Disposez en liste numérotée les entrées qui vont de la ligne contenant « tweet-card: Candace Owens » jusqu'à la ligne contenant « tweet-timestamp[interactable]: 18h — », ces deux lignes comprises, en omettant les lignes vides.

Entrées tirées d'une collection:
------------------------
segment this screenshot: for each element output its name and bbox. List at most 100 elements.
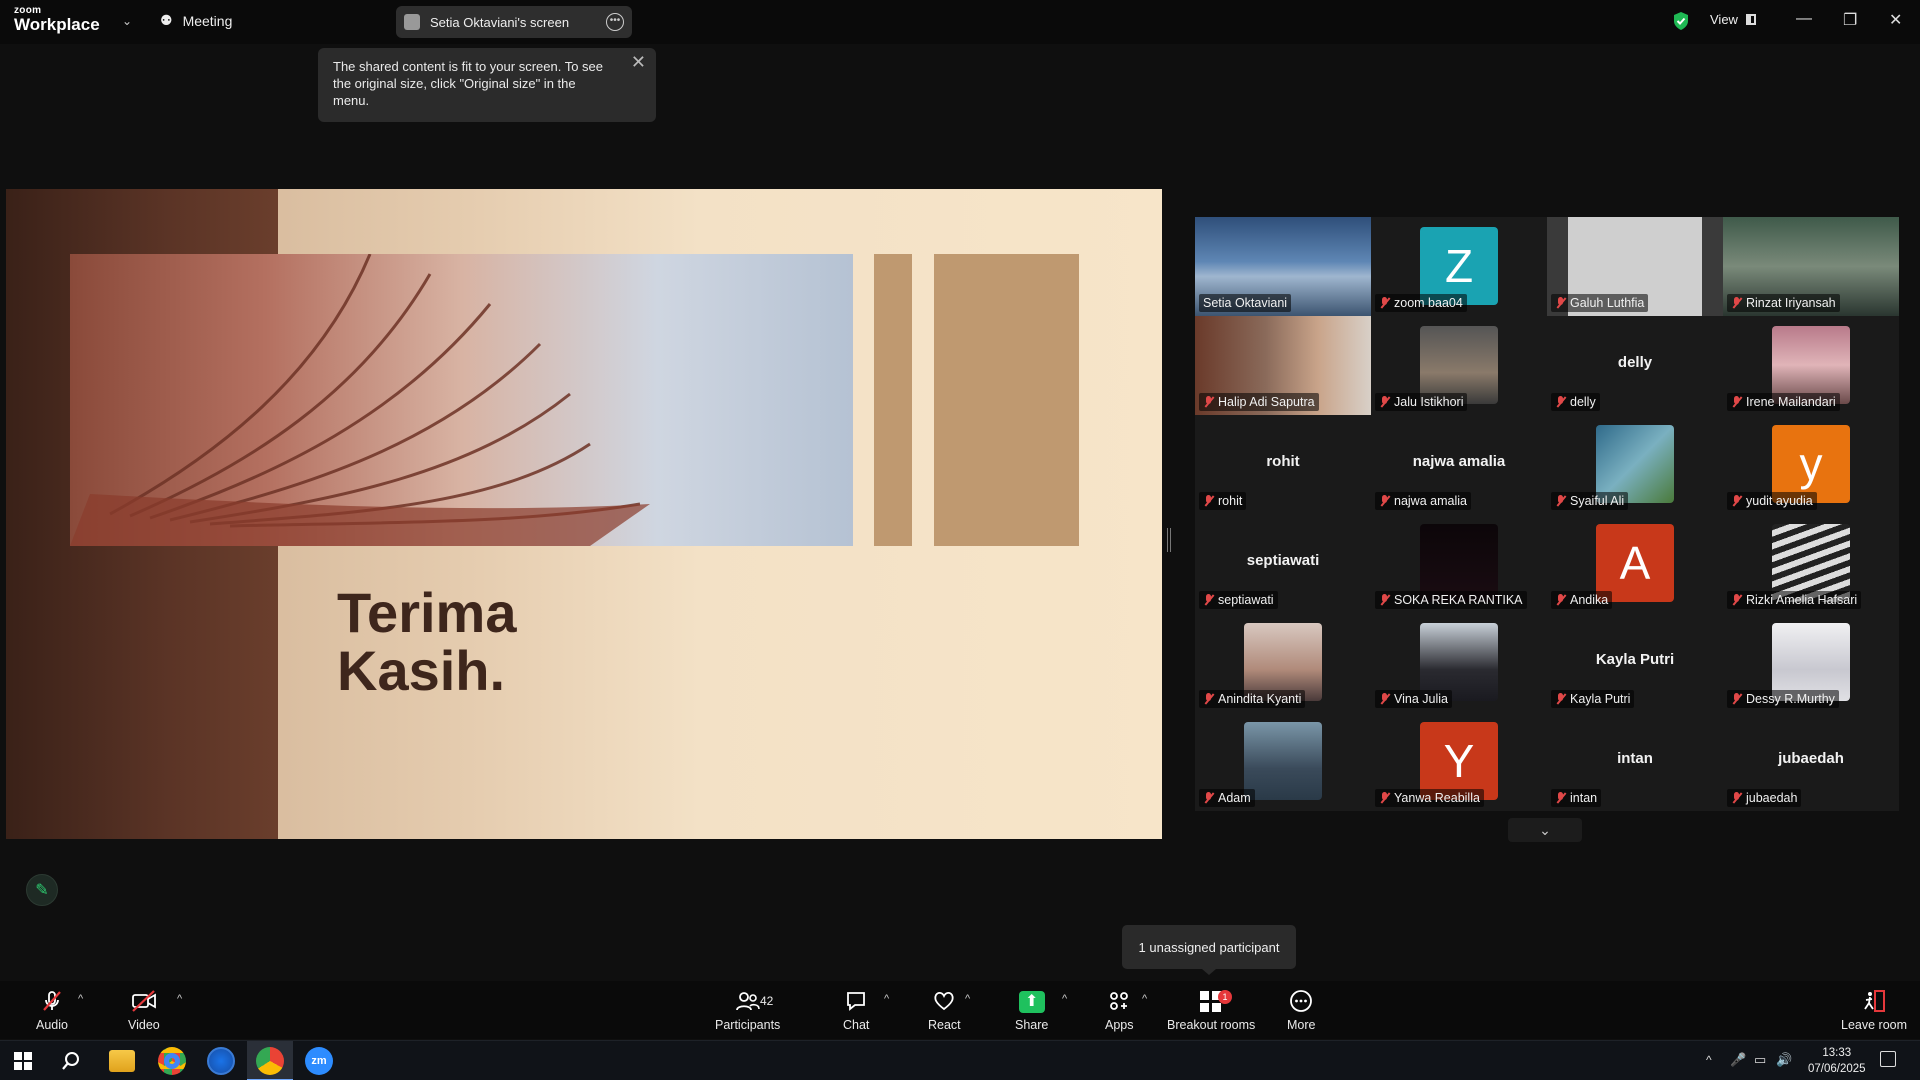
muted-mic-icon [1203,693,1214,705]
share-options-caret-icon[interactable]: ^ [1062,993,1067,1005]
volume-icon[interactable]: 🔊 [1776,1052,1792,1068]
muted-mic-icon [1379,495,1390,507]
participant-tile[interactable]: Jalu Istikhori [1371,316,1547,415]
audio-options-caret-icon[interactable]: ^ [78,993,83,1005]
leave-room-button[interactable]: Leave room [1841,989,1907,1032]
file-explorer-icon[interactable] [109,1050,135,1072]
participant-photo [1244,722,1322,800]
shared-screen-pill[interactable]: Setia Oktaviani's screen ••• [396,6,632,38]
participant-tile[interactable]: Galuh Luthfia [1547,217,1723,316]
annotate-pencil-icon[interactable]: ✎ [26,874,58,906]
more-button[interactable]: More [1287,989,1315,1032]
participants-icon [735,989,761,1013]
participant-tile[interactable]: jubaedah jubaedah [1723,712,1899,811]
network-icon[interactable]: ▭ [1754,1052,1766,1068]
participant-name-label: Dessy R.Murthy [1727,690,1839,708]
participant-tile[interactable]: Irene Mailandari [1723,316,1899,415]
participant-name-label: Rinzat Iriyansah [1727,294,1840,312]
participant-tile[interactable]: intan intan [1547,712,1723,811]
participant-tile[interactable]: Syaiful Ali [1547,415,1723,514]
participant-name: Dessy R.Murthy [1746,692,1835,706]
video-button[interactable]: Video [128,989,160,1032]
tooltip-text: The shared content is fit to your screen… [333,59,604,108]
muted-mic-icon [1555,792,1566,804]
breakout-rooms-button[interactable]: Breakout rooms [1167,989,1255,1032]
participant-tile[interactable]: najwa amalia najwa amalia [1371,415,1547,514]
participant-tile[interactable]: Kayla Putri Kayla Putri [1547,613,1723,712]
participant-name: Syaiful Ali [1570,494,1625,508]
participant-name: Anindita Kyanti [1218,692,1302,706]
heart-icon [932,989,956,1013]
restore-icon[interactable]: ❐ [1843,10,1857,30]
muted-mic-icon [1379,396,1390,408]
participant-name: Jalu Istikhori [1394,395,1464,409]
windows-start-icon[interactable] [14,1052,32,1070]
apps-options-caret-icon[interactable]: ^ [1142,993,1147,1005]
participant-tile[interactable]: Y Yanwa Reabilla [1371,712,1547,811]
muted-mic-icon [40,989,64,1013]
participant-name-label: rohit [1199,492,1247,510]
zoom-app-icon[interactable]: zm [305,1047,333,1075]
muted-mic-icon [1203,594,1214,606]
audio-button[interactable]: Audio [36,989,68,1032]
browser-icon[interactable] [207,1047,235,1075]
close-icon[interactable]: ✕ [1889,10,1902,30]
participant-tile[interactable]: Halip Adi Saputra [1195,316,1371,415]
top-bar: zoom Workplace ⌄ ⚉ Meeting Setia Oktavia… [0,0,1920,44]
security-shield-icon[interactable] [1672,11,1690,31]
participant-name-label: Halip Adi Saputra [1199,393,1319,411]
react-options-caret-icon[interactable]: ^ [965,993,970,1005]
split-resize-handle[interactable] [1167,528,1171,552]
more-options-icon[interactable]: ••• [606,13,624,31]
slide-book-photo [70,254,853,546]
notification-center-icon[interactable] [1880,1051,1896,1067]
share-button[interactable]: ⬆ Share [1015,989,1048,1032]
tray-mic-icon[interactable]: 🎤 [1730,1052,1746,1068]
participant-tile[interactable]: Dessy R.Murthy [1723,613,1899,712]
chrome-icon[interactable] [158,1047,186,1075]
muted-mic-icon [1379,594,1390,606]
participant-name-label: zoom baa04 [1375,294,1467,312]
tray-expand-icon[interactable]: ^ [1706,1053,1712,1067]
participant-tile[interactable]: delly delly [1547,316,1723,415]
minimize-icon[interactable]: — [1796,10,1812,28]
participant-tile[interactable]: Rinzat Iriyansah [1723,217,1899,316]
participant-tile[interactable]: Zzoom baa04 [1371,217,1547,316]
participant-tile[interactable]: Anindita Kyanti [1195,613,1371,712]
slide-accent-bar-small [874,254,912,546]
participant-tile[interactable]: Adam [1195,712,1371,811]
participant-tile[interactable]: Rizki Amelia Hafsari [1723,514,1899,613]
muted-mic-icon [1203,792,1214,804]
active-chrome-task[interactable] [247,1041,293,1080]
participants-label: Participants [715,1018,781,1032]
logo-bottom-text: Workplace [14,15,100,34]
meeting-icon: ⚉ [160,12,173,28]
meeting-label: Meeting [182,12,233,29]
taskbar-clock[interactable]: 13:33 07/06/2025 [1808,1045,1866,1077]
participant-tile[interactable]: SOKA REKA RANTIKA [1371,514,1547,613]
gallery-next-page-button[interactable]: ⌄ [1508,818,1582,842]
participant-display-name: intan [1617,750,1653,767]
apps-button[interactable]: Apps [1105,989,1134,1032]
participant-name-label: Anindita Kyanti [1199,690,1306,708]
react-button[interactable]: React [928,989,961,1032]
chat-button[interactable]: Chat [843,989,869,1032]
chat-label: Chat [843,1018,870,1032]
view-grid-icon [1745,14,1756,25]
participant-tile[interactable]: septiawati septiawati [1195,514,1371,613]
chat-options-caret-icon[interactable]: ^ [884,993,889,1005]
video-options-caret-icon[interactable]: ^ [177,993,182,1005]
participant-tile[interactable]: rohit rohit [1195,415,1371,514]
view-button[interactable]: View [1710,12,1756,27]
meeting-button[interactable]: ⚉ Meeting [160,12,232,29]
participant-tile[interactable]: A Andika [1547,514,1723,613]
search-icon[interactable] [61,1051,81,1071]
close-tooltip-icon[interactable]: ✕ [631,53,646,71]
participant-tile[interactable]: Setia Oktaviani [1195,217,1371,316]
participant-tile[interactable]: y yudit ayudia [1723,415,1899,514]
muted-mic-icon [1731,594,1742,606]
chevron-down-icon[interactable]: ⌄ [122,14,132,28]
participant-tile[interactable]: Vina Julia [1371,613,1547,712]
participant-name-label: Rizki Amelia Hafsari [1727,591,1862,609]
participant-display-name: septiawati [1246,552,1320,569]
------------------------
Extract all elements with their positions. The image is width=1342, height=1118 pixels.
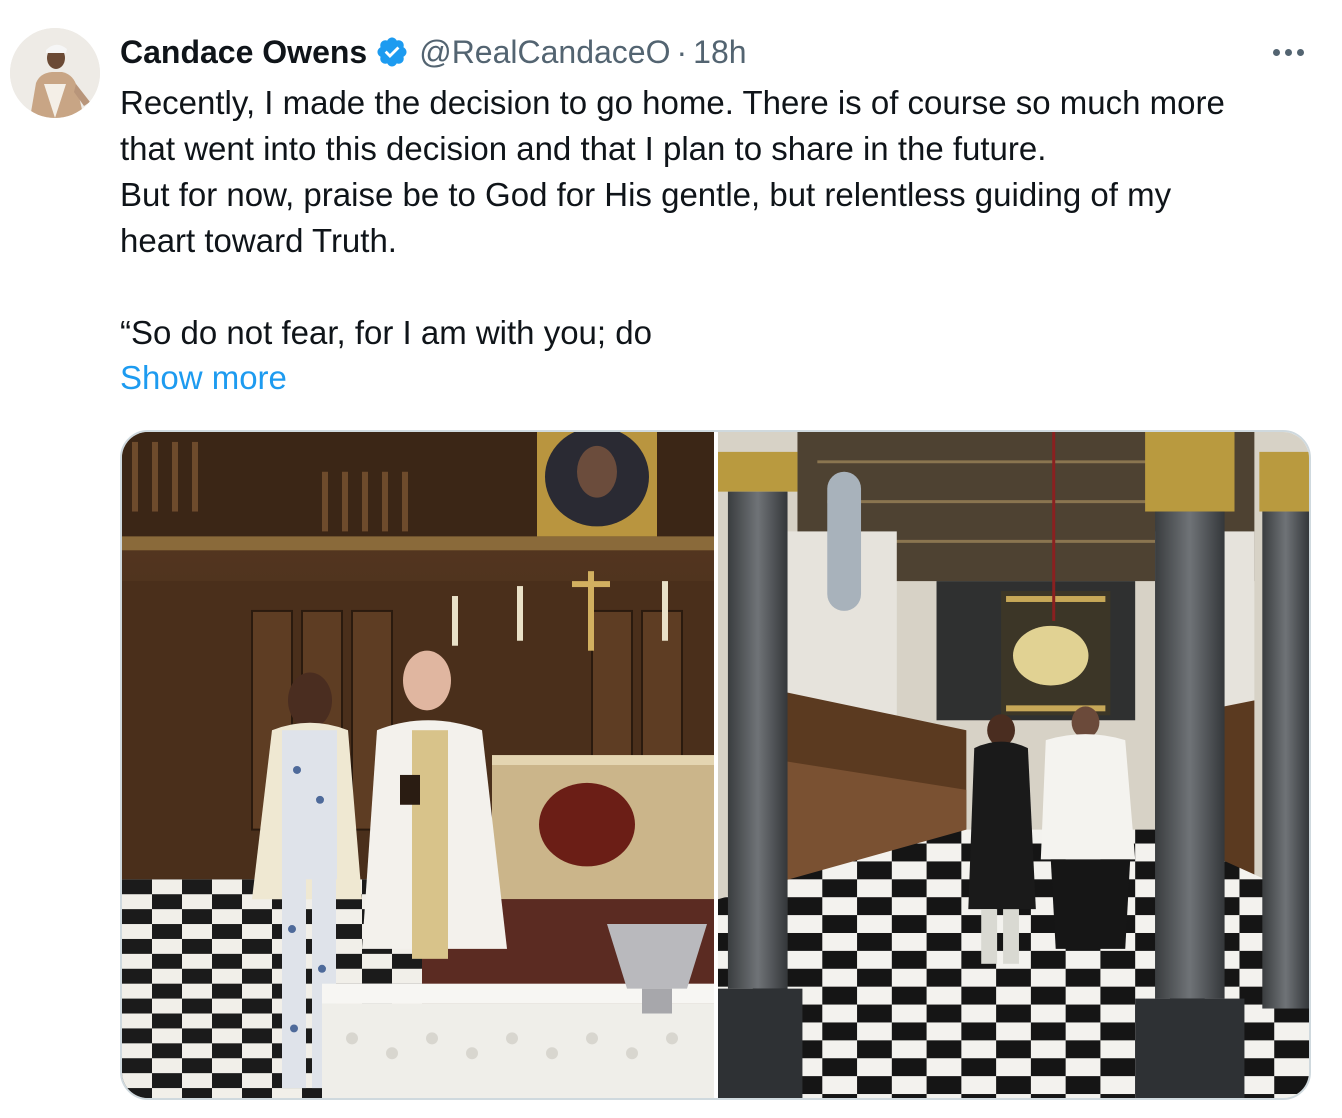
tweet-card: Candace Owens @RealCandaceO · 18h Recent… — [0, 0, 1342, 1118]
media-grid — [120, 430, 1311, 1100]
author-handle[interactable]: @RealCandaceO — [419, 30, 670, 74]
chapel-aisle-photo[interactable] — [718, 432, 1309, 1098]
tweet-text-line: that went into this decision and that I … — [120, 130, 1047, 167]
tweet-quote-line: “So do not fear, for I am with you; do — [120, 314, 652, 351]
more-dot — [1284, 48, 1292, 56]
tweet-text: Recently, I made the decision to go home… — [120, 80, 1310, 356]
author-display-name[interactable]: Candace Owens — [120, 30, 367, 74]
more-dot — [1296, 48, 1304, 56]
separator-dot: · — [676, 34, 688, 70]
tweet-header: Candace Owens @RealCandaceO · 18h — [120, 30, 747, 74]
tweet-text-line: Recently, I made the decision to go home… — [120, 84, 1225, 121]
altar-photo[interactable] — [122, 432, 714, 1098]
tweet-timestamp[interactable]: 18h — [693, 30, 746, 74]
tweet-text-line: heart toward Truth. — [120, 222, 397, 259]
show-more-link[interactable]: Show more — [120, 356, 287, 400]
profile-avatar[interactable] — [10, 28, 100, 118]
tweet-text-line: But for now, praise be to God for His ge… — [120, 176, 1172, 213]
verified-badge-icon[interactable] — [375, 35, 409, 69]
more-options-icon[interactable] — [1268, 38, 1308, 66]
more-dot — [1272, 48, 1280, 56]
------------------------
→ Réponse proposée
1. tweet-card: Candace Owens @RealCandaceO · 18h Recent… — [0, 0, 1342, 1118]
2. media-grid — [120, 430, 1311, 1100]
3. author-handle[interactable]: @RealCandaceO — [419, 30, 670, 74]
4. chapel-aisle-photo[interactable] — [718, 432, 1309, 1098]
5. tweet-text-line: that went into this decision and that I … — [120, 130, 1047, 167]
6. tweet-quote-line: “So do not fear, for I am with you; do — [120, 314, 652, 351]
7. more-dot — [1284, 48, 1292, 56]
8. tweet-text: Recently, I made the decision to go home… — [120, 80, 1310, 356]
9. author-display-name[interactable]: Candace Owens — [120, 30, 367, 74]
10. more-dot — [1296, 48, 1304, 56]
11. separator-dot: · — [676, 34, 688, 70]
12. tweet-header: Candace Owens @RealCandaceO · 18h — [120, 30, 747, 74]
13. tweet-text-line: Recently, I made the decision to go home… — [120, 84, 1225, 121]
14. altar-photo[interactable] — [122, 432, 714, 1098]
15. tweet-timestamp[interactable]: 18h — [693, 30, 746, 74]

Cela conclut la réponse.